What you are asked to do -
Return all of the data exactly as given.

Records excerpted from a collection -
━━━━━━━━━━

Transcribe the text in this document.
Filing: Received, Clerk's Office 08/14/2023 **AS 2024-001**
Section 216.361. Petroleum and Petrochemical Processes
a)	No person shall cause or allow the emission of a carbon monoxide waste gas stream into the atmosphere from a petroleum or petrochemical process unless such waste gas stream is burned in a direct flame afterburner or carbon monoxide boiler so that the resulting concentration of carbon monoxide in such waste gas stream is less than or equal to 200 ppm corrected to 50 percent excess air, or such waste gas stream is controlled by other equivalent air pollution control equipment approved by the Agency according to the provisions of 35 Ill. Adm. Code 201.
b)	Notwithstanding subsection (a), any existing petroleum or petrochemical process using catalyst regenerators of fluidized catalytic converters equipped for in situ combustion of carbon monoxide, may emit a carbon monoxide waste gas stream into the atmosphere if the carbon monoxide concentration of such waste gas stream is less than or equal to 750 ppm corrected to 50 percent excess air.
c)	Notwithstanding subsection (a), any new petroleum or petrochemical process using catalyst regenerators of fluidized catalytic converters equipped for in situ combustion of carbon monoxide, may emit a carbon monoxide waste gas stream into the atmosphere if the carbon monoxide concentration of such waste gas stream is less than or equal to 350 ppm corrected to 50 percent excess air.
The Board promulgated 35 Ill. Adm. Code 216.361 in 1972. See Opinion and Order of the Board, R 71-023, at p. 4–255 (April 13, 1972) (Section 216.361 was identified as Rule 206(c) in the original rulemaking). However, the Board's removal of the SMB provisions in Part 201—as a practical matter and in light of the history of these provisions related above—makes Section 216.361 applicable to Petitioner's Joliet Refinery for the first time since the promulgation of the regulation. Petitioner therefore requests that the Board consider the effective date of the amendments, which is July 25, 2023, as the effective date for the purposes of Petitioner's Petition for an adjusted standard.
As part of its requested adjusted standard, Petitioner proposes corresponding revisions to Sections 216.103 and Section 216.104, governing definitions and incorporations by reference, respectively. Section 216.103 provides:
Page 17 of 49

━━━━━━━━━━

Complete response -
Transcribe the text in this document.
Filing: Received, Clerk's Office 08/14/2023 **AS 2024-001**
Section 216.361. Petroleum and Petrochemical Processes
a)	No person shall cause or allow the emission of a carbon monoxide waste gas stream into the atmosphere from a petroleum or petrochemical process unless such waste gas stream is burned in a direct flame afterburner or carbon monoxide boiler so that the resulting concentration of carbon monoxide in such waste gas stream is less than or equal to 200 ppm corrected to 50 percent excess air, or such waste gas stream is controlled by other equivalent air pollution control equipment approved by the Agency according to the provisions of 35 Ill. Adm. Code 201.
b)	Notwithstanding subsection (a), any existing petroleum or petrochemical process using catalyst regenerators of fluidized catalytic converters equipped for in situ combustion of carbon monoxide, may emit a carbon monoxide waste gas stream into the atmosphere if the carbon monoxide concentration of such waste gas stream is less than or equal to 750 ppm corrected to 50 percent excess air.
c)	Notwithstanding subsection (a), any new petroleum or petrochemical process using catalyst regenerators of fluidized catalytic converters equipped for in situ combustion of carbon monoxide, may emit a carbon monoxide waste gas stream into the atmosphere if the carbon monoxide concentration of such waste gas stream is less than or equal to 350 ppm corrected to 50 percent excess air.
The Board promulgated 35 Ill. Adm. Code 216.361 in 1972. See Opinion and Order of the Board, R 71-023, at p. 4–255 (April 13, 1972) (Section 216.361 was identified as Rule 206(c) in the original rulemaking). However, the Board's removal of the SMB provisions in Part 201—as a practical matter and in light of the history of these provisions related above—makes Section 216.361 applicable to Petitioner's Joliet Refinery for the first time since the promulgation of the regulation. Petitioner therefore requests that the Board consider the effective date of the amendments, which is July 25, 2023, as the effective date for the purposes of Petitioner's Petition for an adjusted standard.
As part of its requested adjusted standard, Petitioner proposes corresponding revisions to Sections 216.103 and Section 216.104, governing definitions and incorporations by reference, respectively. Section 216.103 provides:
Page 17 of 49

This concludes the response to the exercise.